== Exercise directions ==
Copy out all of the material exactly.

● ● ● ● ● ● ●

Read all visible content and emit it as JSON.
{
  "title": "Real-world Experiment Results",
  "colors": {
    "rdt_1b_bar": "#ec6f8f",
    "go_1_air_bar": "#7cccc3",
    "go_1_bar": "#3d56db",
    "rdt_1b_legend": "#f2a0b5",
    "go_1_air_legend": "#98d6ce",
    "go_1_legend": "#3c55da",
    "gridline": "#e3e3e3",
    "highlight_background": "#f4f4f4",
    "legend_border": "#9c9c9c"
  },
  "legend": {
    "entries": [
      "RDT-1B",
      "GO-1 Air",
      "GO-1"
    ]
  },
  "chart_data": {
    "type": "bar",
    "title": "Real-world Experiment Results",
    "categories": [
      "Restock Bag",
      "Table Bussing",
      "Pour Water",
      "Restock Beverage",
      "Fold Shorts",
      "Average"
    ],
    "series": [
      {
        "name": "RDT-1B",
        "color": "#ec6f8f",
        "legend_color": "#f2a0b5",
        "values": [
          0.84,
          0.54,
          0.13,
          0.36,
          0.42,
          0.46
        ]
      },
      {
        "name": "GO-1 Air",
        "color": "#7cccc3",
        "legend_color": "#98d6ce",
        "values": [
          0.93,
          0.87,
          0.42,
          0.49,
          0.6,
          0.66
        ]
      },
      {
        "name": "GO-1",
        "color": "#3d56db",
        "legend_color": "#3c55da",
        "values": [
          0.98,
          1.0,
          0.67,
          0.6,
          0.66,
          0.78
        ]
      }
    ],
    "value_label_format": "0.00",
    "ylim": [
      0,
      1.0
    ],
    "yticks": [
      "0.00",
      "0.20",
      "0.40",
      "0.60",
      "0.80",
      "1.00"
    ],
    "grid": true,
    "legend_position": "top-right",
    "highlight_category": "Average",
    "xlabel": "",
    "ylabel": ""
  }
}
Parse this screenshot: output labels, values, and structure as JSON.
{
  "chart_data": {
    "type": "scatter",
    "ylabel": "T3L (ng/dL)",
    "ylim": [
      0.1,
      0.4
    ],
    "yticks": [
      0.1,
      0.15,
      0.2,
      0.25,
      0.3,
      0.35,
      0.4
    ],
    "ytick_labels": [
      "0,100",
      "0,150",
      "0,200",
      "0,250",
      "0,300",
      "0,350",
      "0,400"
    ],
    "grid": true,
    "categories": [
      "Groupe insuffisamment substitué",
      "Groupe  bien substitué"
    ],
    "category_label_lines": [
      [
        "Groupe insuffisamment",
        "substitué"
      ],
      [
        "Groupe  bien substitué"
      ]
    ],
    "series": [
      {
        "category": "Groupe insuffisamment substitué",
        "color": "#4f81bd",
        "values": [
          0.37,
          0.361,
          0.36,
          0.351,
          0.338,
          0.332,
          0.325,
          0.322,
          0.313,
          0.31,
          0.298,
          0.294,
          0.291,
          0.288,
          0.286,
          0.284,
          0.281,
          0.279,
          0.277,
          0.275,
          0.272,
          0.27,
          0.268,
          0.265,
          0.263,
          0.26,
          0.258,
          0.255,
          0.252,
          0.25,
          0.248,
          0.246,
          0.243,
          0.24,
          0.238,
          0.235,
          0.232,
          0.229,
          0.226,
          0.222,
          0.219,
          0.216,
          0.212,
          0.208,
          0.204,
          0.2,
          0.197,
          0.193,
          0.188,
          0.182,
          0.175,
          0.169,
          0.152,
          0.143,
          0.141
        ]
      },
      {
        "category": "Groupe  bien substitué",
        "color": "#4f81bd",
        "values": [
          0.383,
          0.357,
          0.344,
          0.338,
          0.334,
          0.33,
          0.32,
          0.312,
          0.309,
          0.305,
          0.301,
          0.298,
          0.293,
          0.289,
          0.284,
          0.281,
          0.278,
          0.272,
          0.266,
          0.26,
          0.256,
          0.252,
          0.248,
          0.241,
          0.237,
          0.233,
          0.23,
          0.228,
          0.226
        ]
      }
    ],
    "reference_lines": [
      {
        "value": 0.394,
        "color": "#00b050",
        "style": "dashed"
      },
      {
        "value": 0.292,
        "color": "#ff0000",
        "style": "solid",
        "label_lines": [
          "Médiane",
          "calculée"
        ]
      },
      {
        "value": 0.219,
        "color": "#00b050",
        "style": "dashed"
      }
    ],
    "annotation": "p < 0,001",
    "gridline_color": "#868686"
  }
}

● ● ● ● ● ● ●

== Exercise output ==
Read all visible content and emit it as JSON.
{
  "title": "Real-world Experiment Results",
  "colors": {
    "rdt_1b_bar": "#ec6f8f",
    "go_1_air_bar": "#7cccc3",
    "go_1_bar": "#3d56db",
    "rdt_1b_legend": "#f2a0b5",
    "go_1_air_legend": "#98d6ce",
    "go_1_legend": "#3c55da",
    "gridline": "#e3e3e3",
    "highlight_background": "#f4f4f4",
    "legend_border": "#9c9c9c"
  },
  "legend": {
    "entries": [
      "RDT-1B",
      "GO-1 Air",
      "GO-1"
    ]
  },
  "chart_data": {
    "type": "bar",
    "title": "Real-world Experiment Results",
    "categories": [
      "Restock Bag",
      "Table Bussing",
      "Pour Water",
      "Restock Beverage",
      "Fold Shorts",
      "Average"
    ],
    "series": [
      {
        "name": "RDT-1B",
        "color": "#ec6f8f",
        "legend_color": "#f2a0b5",
        "values": [
          0.84,
          0.54,
          0.13,
          0.36,
          0.42,
          0.46
        ]
      },
      {
        "name": "GO-1 Air",
        "color": "#7cccc3",
        "legend_color": "#98d6ce",
        "values": [
          0.93,
          0.87,
          0.42,
          0.49,
          0.6,
          0.66
        ]
      },
      {
        "name": "GO-1",
        "color": "#3d56db",
        "legend_color": "#3c55da",
        "values": [
          0.98,
          1.0,
          0.67,
          0.6,
          0.66,
          0.78
        ]
      }
    ],
    "value_label_format": "0.00",
    "ylim": [
      0,
      1.0
    ],
    "yticks": [
      "0.00",
      "0.20",
      "0.40",
      "0.60",
      "0.80",
      "1.00"
    ],
    "grid": true,
    "legend_position": "top-right",
    "highlight_category": "Average",
    "xlabel": "",
    "ylabel": ""
  }
}
Parse this screenshot: output labels, values, and structure as JSON.
{
  "chart_data": {
    "type": "scatter",
    "ylabel": "T3L (ng/dL)",
    "ylim": [
      0.1,
      0.4
    ],
    "yticks": [
      0.1,
      0.15,
      0.2,
      0.25,
      0.3,
      0.35,
      0.4
    ],
    "ytick_labels": [
      "0,100",
      "0,150",
      "0,200",
      "0,250",
      "0,300",
      "0,350",
      "0,400"
    ],
    "grid": true,
    "categories": [
      "Groupe insuffisamment substitué",
      "Groupe  bien substitué"
    ],
    "category_label_lines": [
      [
        "Groupe insuffisamment",
        "substitué"
      ],
      [
        "Groupe  bien substitué"
      ]
    ],
    "series": [
      {
        "category": "Groupe insuffisamment substitué",
        "color": "#4f81bd",
        "values": [
          0.37,
          0.361,
          0.36,
          0.351,
          0.338,
          0.332,
          0.325,
          0.322,
          0.313,
          0.31,
          0.298,
          0.294,
          0.291,
          0.288,
          0.286,
          0.284,
          0.281,
          0.279,
          0.277,
          0.275,
          0.272,
          0.27,
          0.268,
          0.265,
          0.263,
          0.26,
          0.258,
          0.255,
          0.252,
          0.25,
          0.248,
          0.246,
          0.243,
          0.24,
          0.238,
          0.235,
          0.232,
          0.229,
          0.226,
          0.222,
          0.219,
          0.216,
          0.212,
          0.208,
          0.204,
          0.2,
          0.197,
          0.193,
          0.188,
          0.182,
          0.175,
          0.169,
          0.152,
          0.143,
          0.141
        ]
      },
      {
        "category": "Groupe  bien substitué",
        "color": "#4f81bd",
        "values": [
          0.383,
          0.357,
          0.344,
          0.338,
          0.334,
          0.33,
          0.32,
          0.312,
          0.309,
          0.305,
          0.301,
          0.298,
          0.293,
          0.289,
          0.284,
          0.281,
          0.278,
          0.272,
          0.266,
          0.26,
          0.256,
          0.252,
          0.248,
          0.241,
          0.237,
          0.233,
          0.23,
          0.228,
          0.226
        ]
      }
    ],
    "reference_lines": [
      {
        "value": 0.394,
        "color": "#00b050",
        "style": "dashed"
      },
      {
        "value": 0.292,
        "color": "#ff0000",
        "style": "solid",
        "label_lines": [
          "Médiane",
          "calculée"
        ]
      },
      {
        "value": 0.219,
        "color": "#00b050",
        "style": "dashed"
      }
    ],
    "annotation": "p < 0,001",
    "gridline_color": "#868686"
  }
}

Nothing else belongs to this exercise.